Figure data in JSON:
----------------------------------------

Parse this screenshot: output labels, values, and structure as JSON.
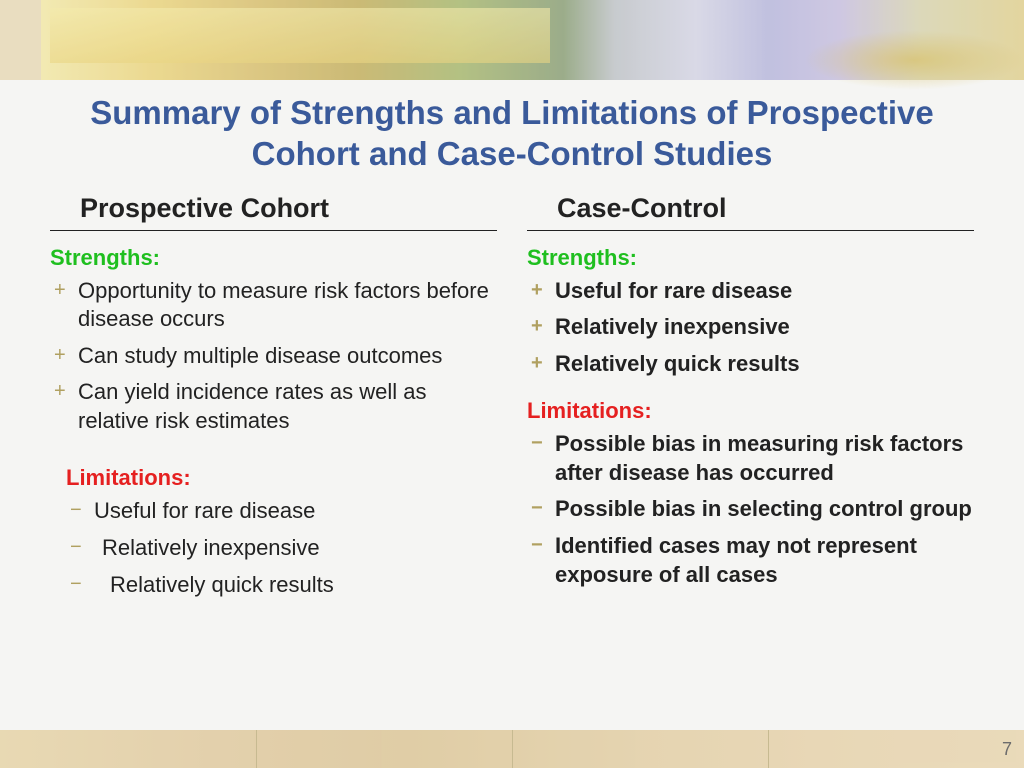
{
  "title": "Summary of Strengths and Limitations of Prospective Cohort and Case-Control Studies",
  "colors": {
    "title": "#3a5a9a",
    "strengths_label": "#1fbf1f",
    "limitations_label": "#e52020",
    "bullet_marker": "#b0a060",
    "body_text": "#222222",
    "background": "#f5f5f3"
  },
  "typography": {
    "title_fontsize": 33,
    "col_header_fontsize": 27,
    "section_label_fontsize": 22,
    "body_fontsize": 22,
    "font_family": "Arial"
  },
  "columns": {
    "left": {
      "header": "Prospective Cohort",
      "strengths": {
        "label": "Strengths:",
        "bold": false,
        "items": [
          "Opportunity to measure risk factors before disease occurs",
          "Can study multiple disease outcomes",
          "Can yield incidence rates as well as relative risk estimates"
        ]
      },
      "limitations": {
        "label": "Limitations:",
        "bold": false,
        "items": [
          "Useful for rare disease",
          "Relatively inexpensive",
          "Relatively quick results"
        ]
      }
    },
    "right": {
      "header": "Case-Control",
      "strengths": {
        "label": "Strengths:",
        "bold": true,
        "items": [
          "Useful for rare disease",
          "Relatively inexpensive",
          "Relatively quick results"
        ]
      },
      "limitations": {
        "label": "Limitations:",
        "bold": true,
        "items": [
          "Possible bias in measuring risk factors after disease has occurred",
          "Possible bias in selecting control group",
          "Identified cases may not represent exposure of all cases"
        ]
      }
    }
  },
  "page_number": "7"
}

----------------------------------------

Without the pictures, reproduce every line of the records above exactly.

Parse this screenshot: output labels, values, and structure as JSON.
{
  "title": "Summary of Strengths and Limitations of Prospective Cohort and Case-Control Studies",
  "colors": {
    "title": "#3a5a9a",
    "strengths_label": "#1fbf1f",
    "limitations_label": "#e52020",
    "bullet_marker": "#b0a060",
    "body_text": "#222222",
    "background": "#f5f5f3"
  },
  "typography": {
    "title_fontsize": 33,
    "col_header_fontsize": 27,
    "section_label_fontsize": 22,
    "body_fontsize": 22,
    "font_family": "Arial"
  },
  "columns": {
    "left": {
      "header": "Prospective Cohort",
      "strengths": {
        "label": "Strengths:",
        "bold": false,
        "items": [
          "Opportunity to measure risk factors before disease occurs",
          "Can study multiple disease outcomes",
          "Can yield incidence rates as well as relative risk estimates"
        ]
      },
      "limitations": {
        "label": "Limitations:",
        "bold": false,
        "items": [
          "Useful for rare disease",
          "Relatively inexpensive",
          "Relatively quick results"
        ]
      }
    },
    "right": {
      "header": "Case-Control",
      "strengths": {
        "label": "Strengths:",
        "bold": true,
        "items": [
          "Useful for rare disease",
          "Relatively inexpensive",
          "Relatively quick results"
        ]
      },
      "limitations": {
        "label": "Limitations:",
        "bold": true,
        "items": [
          "Possible bias in measuring risk factors after disease has occurred",
          "Possible bias in selecting control group",
          "Identified cases may not represent exposure of all cases"
        ]
      }
    }
  },
  "page_number": "7"
}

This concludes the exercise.